### EXERCISE REQUIREMENTS
Return every entry exactly.

### EXTRACTED MATERIAL
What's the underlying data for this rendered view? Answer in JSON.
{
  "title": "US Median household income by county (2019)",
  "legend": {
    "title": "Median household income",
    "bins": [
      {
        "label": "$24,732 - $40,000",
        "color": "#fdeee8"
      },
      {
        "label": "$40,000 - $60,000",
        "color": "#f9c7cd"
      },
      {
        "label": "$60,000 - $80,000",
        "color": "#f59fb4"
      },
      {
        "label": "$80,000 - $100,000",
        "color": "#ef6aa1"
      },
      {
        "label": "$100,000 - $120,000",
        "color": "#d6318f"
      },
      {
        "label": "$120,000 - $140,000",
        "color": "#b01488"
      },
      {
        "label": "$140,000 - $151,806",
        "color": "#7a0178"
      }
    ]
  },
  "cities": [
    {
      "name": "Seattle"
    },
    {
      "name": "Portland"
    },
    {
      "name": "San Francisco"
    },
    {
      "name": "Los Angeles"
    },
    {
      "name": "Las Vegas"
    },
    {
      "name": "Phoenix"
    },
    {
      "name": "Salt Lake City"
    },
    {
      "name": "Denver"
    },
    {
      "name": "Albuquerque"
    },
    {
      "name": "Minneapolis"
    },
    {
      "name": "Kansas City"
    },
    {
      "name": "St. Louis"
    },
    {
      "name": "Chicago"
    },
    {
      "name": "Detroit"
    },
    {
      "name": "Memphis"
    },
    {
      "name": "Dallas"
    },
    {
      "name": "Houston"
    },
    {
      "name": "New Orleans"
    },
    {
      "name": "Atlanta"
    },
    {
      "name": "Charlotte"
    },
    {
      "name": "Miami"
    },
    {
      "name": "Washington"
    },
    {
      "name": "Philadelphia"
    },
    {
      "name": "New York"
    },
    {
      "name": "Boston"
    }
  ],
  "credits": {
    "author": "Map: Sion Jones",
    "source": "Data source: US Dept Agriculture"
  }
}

### CORRECT RESULT
What's the underlying data for this rendered view? Answer in JSON.
{
  "title": "US Median household income by county (2019)",
  "legend": {
    "title": "Median household income",
    "bins": [
      {
        "label": "$24,732 - $40,000",
        "color": "#fdeee8"
      },
      {
        "label": "$40,000 - $60,000",
        "color": "#f9c7cd"
      },
      {
        "label": "$60,000 - $80,000",
        "color": "#f59fb4"
      },
      {
        "label": "$80,000 - $100,000",
        "color": "#ef6aa1"
      },
      {
        "label": "$100,000 - $120,000",
        "color": "#d6318f"
      },
      {
        "label": "$120,000 - $140,000",
        "color": "#b01488"
      },
      {
        "label": "$140,000 - $151,806",
        "color": "#7a0178"
      }
    ]
  },
  "cities": [
    {
      "name": "Seattle"
    },
    {
      "name": "Portland"
    },
    {
      "name": "San Francisco"
    },
    {
      "name": "Los Angeles"
    },
    {
      "name": "Las Vegas"
    },
    {
      "name": "Phoenix"
    },
    {
      "name": "Salt Lake City"
    },
    {
      "name": "Denver"
    },
    {
      "name": "Albuquerque"
    },
    {
      "name": "Minneapolis"
    },
    {
      "name": "Kansas City"
    },
    {
      "name": "St. Louis"
    },
    {
      "name": "Chicago"
    },
    {
      "name": "Detroit"
    },
    {
      "name": "Memphis"
    },
    {
      "name": "Dallas"
    },
    {
      "name": "Houston"
    },
    {
      "name": "New Orleans"
    },
    {
      "name": "Atlanta"
    },
    {
      "name": "Charlotte"
    },
    {
      "name": "Miami"
    },
    {
      "name": "Washington"
    },
    {
      "name": "Philadelphia"
    },
    {
      "name": "New York"
    },
    {
      "name": "Boston"
    }
  ],
  "credits": {
    "author": "Map: Sion Jones",
    "source": "Data source: US Dept Agriculture"
  }
}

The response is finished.